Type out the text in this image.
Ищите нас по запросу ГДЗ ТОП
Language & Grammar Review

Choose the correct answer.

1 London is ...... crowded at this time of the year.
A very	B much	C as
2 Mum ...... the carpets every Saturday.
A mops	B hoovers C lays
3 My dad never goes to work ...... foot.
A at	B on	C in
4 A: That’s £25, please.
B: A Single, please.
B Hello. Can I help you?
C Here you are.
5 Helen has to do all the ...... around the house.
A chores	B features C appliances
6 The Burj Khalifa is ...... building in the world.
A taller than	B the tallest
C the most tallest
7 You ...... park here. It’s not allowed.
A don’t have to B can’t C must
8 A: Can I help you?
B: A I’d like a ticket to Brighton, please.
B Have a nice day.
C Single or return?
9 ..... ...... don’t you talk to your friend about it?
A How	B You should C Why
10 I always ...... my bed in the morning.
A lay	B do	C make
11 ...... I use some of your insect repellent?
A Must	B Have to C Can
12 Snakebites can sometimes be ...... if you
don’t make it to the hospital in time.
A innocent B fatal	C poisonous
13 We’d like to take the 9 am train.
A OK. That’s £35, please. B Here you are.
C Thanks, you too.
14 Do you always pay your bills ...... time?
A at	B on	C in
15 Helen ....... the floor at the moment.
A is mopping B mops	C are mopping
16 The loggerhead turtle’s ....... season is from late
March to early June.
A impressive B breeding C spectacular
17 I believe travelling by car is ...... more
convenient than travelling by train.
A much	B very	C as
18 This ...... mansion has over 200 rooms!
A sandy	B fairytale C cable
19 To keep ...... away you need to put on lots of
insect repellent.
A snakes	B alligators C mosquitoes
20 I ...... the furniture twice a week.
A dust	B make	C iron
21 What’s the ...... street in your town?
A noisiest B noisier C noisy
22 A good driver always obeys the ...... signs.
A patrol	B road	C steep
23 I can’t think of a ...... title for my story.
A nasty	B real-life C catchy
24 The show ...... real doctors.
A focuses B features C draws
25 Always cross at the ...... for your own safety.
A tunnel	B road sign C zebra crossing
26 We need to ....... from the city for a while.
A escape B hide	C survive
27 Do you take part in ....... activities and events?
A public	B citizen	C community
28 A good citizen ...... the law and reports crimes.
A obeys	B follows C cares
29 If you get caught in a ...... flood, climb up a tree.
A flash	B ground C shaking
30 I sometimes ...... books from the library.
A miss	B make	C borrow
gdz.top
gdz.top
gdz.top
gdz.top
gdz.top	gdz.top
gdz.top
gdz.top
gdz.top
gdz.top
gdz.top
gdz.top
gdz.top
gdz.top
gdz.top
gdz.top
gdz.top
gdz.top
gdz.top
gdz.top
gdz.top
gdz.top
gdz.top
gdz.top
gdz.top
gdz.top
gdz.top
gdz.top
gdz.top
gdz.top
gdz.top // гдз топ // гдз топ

=== Written request ===
Which lines in the listing above hold the word "sometimes"? Show each of them.

=== Solution for this exercise ===
12 Snakebites can sometimes be ...... if you
30 I sometimes ...... books from the library.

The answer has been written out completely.